-------- Given data

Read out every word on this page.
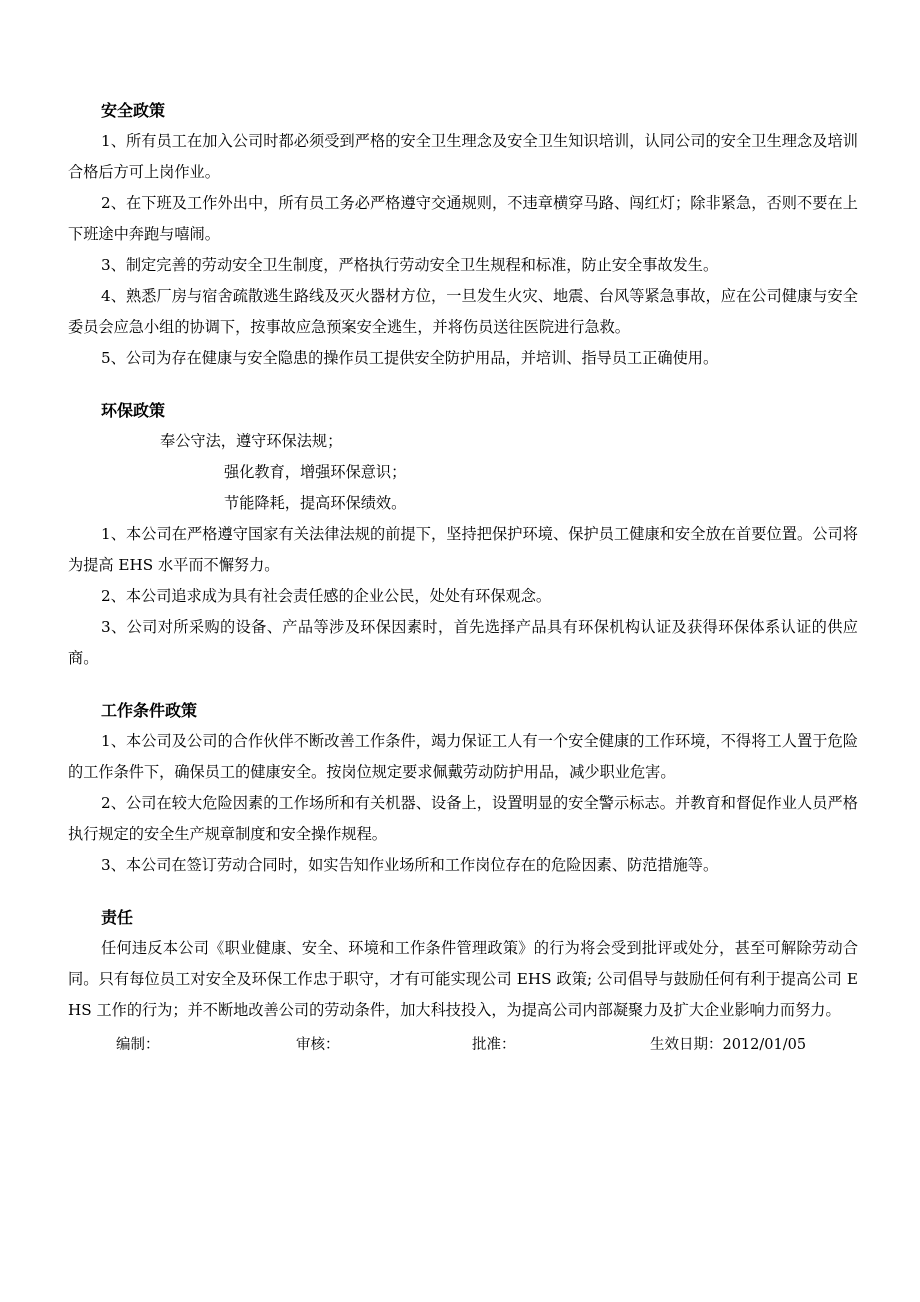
安全政策

1、所有员工在加入公司时都必须受到严格的安全卫生理念及安全卫生知识培训，认同公司的安全卫生理念及培训合格后方可上岗作业。

2、在下班及工作外出中，所有员工务必严格遵守交通规则，不违章横穿马路、闯红灯；除非紧急，否则不要在上下班途中奔跑与嘻闹。

3、制定完善的劳动安全卫生制度，严格执行劳动安全卫生规程和标准，防止安全事故发生。

4、熟悉厂房与宿舍疏散逃生路线及灭火器材方位，一旦发生火灾、地震、台风等紧急事故，应在公司健康与安全委员会应急小组的协调下，按事故应急预案安全逃生，并将伤员送往医院进行急救。

5、公司为存在健康与安全隐患的操作员工提供安全防护用品，并培训、指导员工正确使用。

环保政策

奉公守法，遵守环保法规；

强化教育，增强环保意识；

节能降耗，提高环保绩效。

1、本公司在严格遵守国家有关法律法规的前提下，坚持把保护环境、保护员工健康和安全放在首要位置。公司将为提高 EHS 水平而不懈努力。

2、本公司追求成为具有社会责任感的企业公民，处处有环保观念。

3、公司对所采购的设备、产品等涉及环保因素时，首先选择产品具有环保机构认证及获得环保体系认证的供应商。

工作条件政策

1、本公司及公司的合作伙伴不断改善工作条件，竭力保证工人有一个安全健康的工作环境，不得将工人置于危险的工作条件下，确保员工的健康安全。按岗位规定要求佩戴劳动防护用品，减少职业危害。

2、公司在较大危险因素的工作场所和有关机器、设备上，设置明显的安全警示标志。并教育和督促作业人员严格执行规定的安全生产规章制度和安全操作规程。

3、本公司在签订劳动合同时，如实告知作业场所和工作岗位存在的危险因素、防范措施等。

责任

任何违反本公司《职业健康、安全、环境和工作条件管理政策》的行为将会受到批评或处分，甚至可解除劳动合同。只有每位员工对安全及环保工作忠于职守，才有可能实现公司 EHS 政策; 公司倡导与鼓励任何有利于提高公司 EHS 工作的行为；并不断地改善公司的劳动条件，加大科技投入，为提高公司内部凝聚力及扩大企业影响力而努力。

编制：	审核：	批准：	生效日期：2012/01/05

----------------

## What you will do
Omit any images, then output the listing exactly.

## Result
Read out every word on this page.
安全政策

1、所有员工在加入公司时都必须受到严格的安全卫生理念及安全卫生知识培训，认同公司的安全卫生理念及培训合格后方可上岗作业。

2、在下班及工作外出中，所有员工务必严格遵守交通规则，不违章横穿马路、闯红灯；除非紧急，否则不要在上下班途中奔跑与嘻闹。

3、制定完善的劳动安全卫生制度，严格执行劳动安全卫生规程和标准，防止安全事故发生。

4、熟悉厂房与宿舍疏散逃生路线及灭火器材方位，一旦发生火灾、地震、台风等紧急事故，应在公司健康与安全委员会应急小组的协调下，按事故应急预案安全逃生，并将伤员送往医院进行急救。

5、公司为存在健康与安全隐患的操作员工提供安全防护用品，并培训、指导员工正确使用。

环保政策

奉公守法，遵守环保法规；

强化教育，增强环保意识；

节能降耗，提高环保绩效。

1、本公司在严格遵守国家有关法律法规的前提下，坚持把保护环境、保护员工健康和安全放在首要位置。公司将为提高 EHS 水平而不懈努力。

2、本公司追求成为具有社会责任感的企业公民，处处有环保观念。

3、公司对所采购的设备、产品等涉及环保因素时，首先选择产品具有环保机构认证及获得环保体系认证的供应商。

工作条件政策

1、本公司及公司的合作伙伴不断改善工作条件，竭力保证工人有一个安全健康的工作环境，不得将工人置于危险的工作条件下，确保员工的健康安全。按岗位规定要求佩戴劳动防护用品，减少职业危害。

2、公司在较大危险因素的工作场所和有关机器、设备上，设置明显的安全警示标志。并教育和督促作业人员严格执行规定的安全生产规章制度和安全操作规程。

3、本公司在签订劳动合同时，如实告知作业场所和工作岗位存在的危险因素、防范措施等。

责任

任何违反本公司《职业健康、安全、环境和工作条件管理政策》的行为将会受到批评或处分，甚至可解除劳动合同。只有每位员工对安全及环保工作忠于职守，才有可能实现公司 EHS 政策; 公司倡导与鼓励任何有利于提高公司 EHS 工作的行为；并不断地改善公司的劳动条件，加大科技投入，为提高公司内部凝聚力及扩大企业影响力而努力。

编制：	审核：	批准：	生效日期：2012/01/05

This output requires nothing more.